— Problem to work on —
Go through the records and show each line where the word "行业产能分布" occurs.
(begin)
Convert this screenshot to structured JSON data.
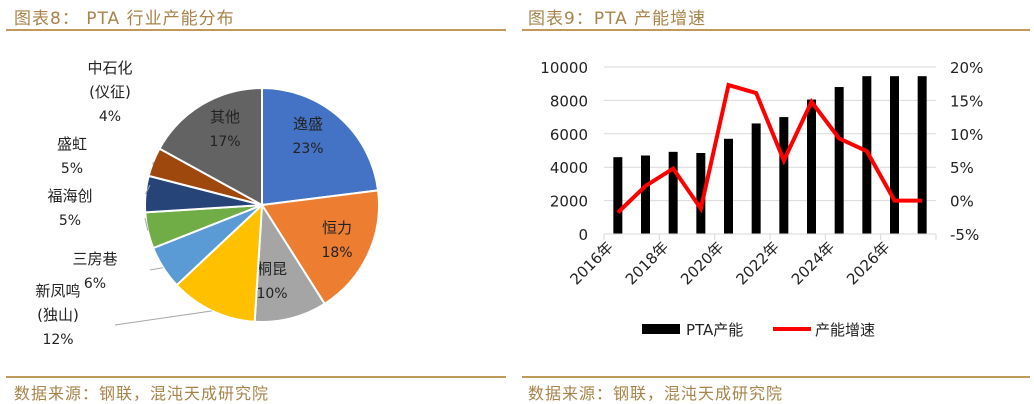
{
  "left": {
    "title": "图表8： PTA 行业产能分布",
    "source": "数据来源：钢联，混沌天成研究院"
  },
  "right": {
    "title": "图表9：PTA 产能增速",
    "source": "数据来源：钢联，混沌天成研究院"
  },
  "chart_data": [
    {
      "type": "pie",
      "title": "PTA 行业产能分布",
      "slices": [
        {
          "label": "逸盛",
          "value": 23,
          "pct": "23%",
          "color": "#4472c4"
        },
        {
          "label": "恒力",
          "value": 18,
          "pct": "18%",
          "color": "#ed7d31"
        },
        {
          "label": "桐昆",
          "value": 10,
          "pct": "10%",
          "color": "#a5a5a5"
        },
        {
          "label": "新凤鸣(独山)",
          "value": 12,
          "pct": "12%",
          "color": "#ffc000"
        },
        {
          "label": "三房巷",
          "value": 6,
          "pct": "6%",
          "color": "#5b9bd5"
        },
        {
          "label": "福海创",
          "value": 5,
          "pct": "5%",
          "color": "#70ad47"
        },
        {
          "label": "盛虹",
          "value": 5,
          "pct": "5%",
          "color": "#264478"
        },
        {
          "label": "中石化(仪征)",
          "value": 4,
          "pct": "4%",
          "color": "#9e480e"
        },
        {
          "label": "其他",
          "value": 17,
          "pct": "17%",
          "color": "#636363"
        }
      ]
    },
    {
      "type": "bar+line",
      "title": "PTA 产能增速",
      "x": [
        "2016年",
        "2017年",
        "2018年",
        "2019年",
        "2020年",
        "2021年",
        "2022年",
        "2023年",
        "2024年",
        "2025年",
        "2026年",
        "2027年"
      ],
      "xticklabels": [
        "2016年",
        "2018年",
        "2020年",
        "2022年",
        "2024年",
        "2026年"
      ],
      "series": [
        {
          "name": "PTA产能",
          "type": "bar",
          "axis": "left",
          "color": "#000000",
          "values": [
            4600,
            4700,
            4920,
            4850,
            5700,
            6620,
            7000,
            8050,
            8800,
            9450,
            9450,
            9450
          ]
        },
        {
          "name": "产能增速",
          "type": "line",
          "axis": "right",
          "color": "#ff0000",
          "values": [
            -1.8,
            2.2,
            4.8,
            -1.2,
            17.3,
            16.1,
            6.0,
            14.8,
            9.3,
            7.4,
            0,
            0
          ]
        }
      ],
      "ylim": [
        0,
        10000
      ],
      "yticks": [
        "0",
        "2000",
        "4000",
        "6000",
        "8000",
        "10000"
      ],
      "y2lim": [
        -5,
        20
      ],
      "y2ticks": [
        "-5%",
        "0%",
        "5%",
        "10%",
        "15%",
        "20%"
      ],
      "grid": true,
      "legend": "bottom"
    }
  ]
}
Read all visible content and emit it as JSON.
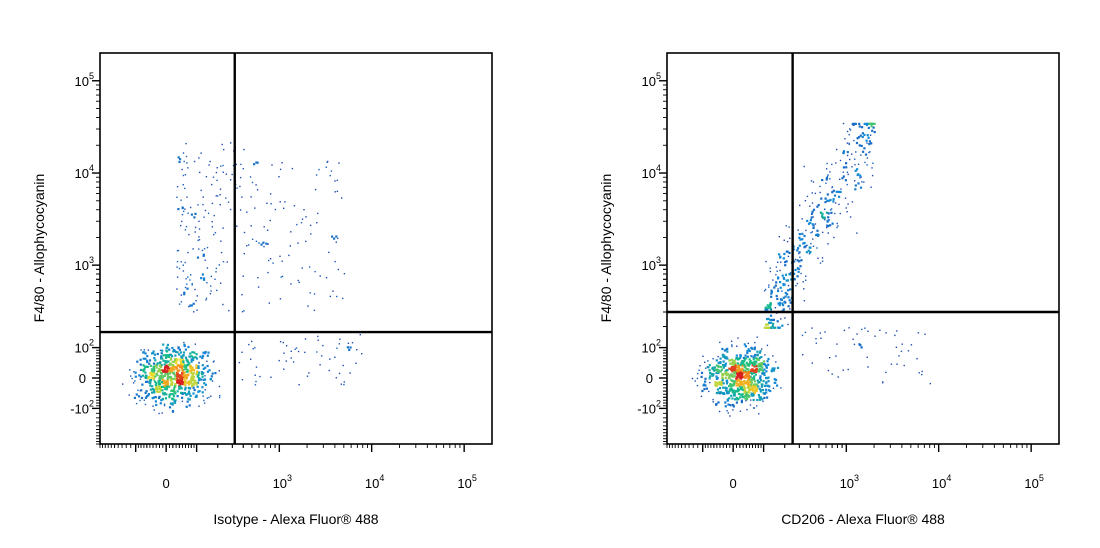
{
  "chart_data": [
    {
      "type": "scatter",
      "subtype": "flow-cytometry-density-dot-plot",
      "xlabel": "Isotype - Alexa Fluor® 488",
      "ylabel": "F4/80 - Allophycocyanin",
      "xscale": "biexponential",
      "yscale": "biexponential",
      "xlim": [
        -300,
        200000
      ],
      "ylim": [
        -300,
        200000
      ],
      "x_ticks": [
        {
          "base": "0",
          "exp": ""
        },
        {
          "base": "10",
          "exp": "3"
        },
        {
          "base": "10",
          "exp": "4"
        },
        {
          "base": "10",
          "exp": "5"
        }
      ],
      "y_ticks": [
        {
          "base": "10",
          "exp": "5"
        },
        {
          "base": "10",
          "exp": "4"
        },
        {
          "base": "10",
          "exp": "3"
        },
        {
          "base": "10",
          "exp": "2"
        },
        {
          "base": "0",
          "exp": ""
        },
        {
          "base": "-10",
          "exp": "2"
        }
      ],
      "gate": {
        "x": 320,
        "y": 170
      },
      "grid": false,
      "populations": [
        {
          "name": "",
          "n": 650,
          "x": {
            "center": 20,
            "spread": 60
          },
          "y": {
            "center": 10,
            "spread": 45
          }
        },
        {
          "name": "",
          "n": 170,
          "x": {
            "range": [
              30,
              400
            ]
          },
          "y": {
            "range": [
              300,
              22000
            ]
          }
        },
        {
          "name": "",
          "n": 110,
          "x": {
            "range": [
              320,
              5000
            ]
          },
          "y": {
            "range": [
              300,
              14000
            ]
          }
        },
        {
          "name": "",
          "n": 60,
          "x": {
            "range": [
              350,
              8000
            ]
          },
          "y": {
            "range": [
              -30,
              160
            ]
          }
        }
      ]
    },
    {
      "type": "scatter",
      "subtype": "flow-cytometry-density-dot-plot",
      "xlabel": "CD206 - Alexa Fluor® 488",
      "ylabel": "F4/80 - Allophycocyanin",
      "xscale": "biexponential",
      "yscale": "biexponential",
      "xlim": [
        -300,
        200000
      ],
      "ylim": [
        -300,
        200000
      ],
      "x_ticks": [
        {
          "base": "0",
          "exp": ""
        },
        {
          "base": "10",
          "exp": "3"
        },
        {
          "base": "10",
          "exp": "4"
        },
        {
          "base": "10",
          "exp": "5"
        }
      ],
      "y_ticks": [
        {
          "base": "10",
          "exp": "5"
        },
        {
          "base": "10",
          "exp": "4"
        },
        {
          "base": "10",
          "exp": "3"
        },
        {
          "base": "10",
          "exp": "2"
        },
        {
          "base": "0",
          "exp": ""
        },
        {
          "base": "-10",
          "exp": "2"
        }
      ],
      "gate": {
        "x": 250,
        "y": 300
      },
      "grid": false,
      "populations": [
        {
          "name": "",
          "n": 650,
          "x": {
            "center": 15,
            "spread": 55
          },
          "y": {
            "center": 5,
            "spread": 45
          }
        },
        {
          "name": "",
          "n": 420,
          "x": {
            "range": [
              100,
              2000
            ]
          },
          "y": {
            "range": [
              200,
              35000
            ]
          }
        },
        {
          "name": "",
          "n": 55,
          "x": {
            "range": [
              300,
              8000
            ]
          },
          "y": {
            "range": [
              -20,
              200
            ]
          }
        }
      ]
    }
  ]
}
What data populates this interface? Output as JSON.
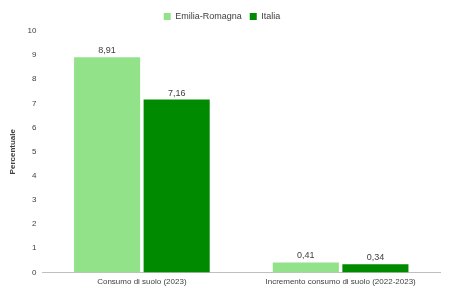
{
  "chart_data": {
    "type": "bar",
    "categories": [
      "Consumo di suolo (2023)",
      "Incremento consumo di suolo (2022-2023)"
    ],
    "series": [
      {
        "name": "Emilia-Romagna",
        "color": "#92e28a",
        "values": [
          8.91,
          0.41
        ],
        "value_labels": [
          "8,91",
          "0,41"
        ]
      },
      {
        "name": "Italia",
        "color": "#008a00",
        "values": [
          7.16,
          0.34
        ],
        "value_labels": [
          "7,16",
          "0,34"
        ]
      }
    ],
    "y_label": "Percentuale",
    "ylim": [
      0,
      10
    ],
    "yticks": [
      0,
      1,
      2,
      3,
      4,
      5,
      6,
      7,
      8,
      9,
      10
    ],
    "grid": false,
    "legend": "top",
    "data_labels": true
  }
}
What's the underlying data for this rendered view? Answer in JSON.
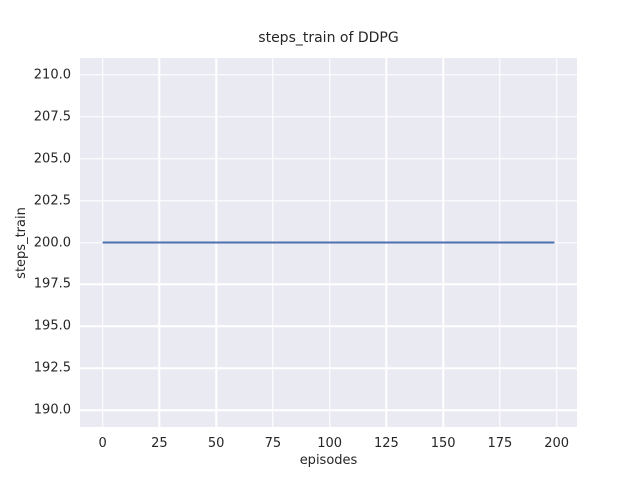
{
  "figure": {
    "background": "#ffffff"
  },
  "chart_data": {
    "type": "line",
    "title": "steps_train of DDPG",
    "xlabel": "episodes",
    "ylabel": "steps_train",
    "xlim": [
      -9.95,
      208.95
    ],
    "ylim": [
      189,
      211
    ],
    "x_tick_values": [
      0,
      25,
      50,
      75,
      100,
      125,
      150,
      175,
      200
    ],
    "x_tick_labels": [
      "0",
      "25",
      "50",
      "75",
      "100",
      "125",
      "150",
      "175",
      "200"
    ],
    "y_tick_values": [
      190,
      192.5,
      195,
      197.5,
      200,
      202.5,
      205,
      207.5,
      210
    ],
    "y_tick_labels": [
      "190.0",
      "192.5",
      "195.0",
      "197.5",
      "200.0",
      "202.5",
      "205.0",
      "207.5",
      "210.0"
    ],
    "grid": true,
    "legend": null,
    "series": [
      {
        "name": "steps_train",
        "color": "#4c72b0",
        "line_width": 2,
        "x": [
          0,
          199
        ],
        "y": [
          200,
          200
        ],
        "note": "constant value 200 for every episode from 0 to 199"
      }
    ],
    "style": {
      "plot_bg": "#eaeaf2",
      "grid_color": "#ffffff",
      "text_color": "#262626"
    }
  }
}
(end)
— Expected output —
    "title": "图表8： PTA 行业产能分布",
      "title": "PTA 行业产能分布",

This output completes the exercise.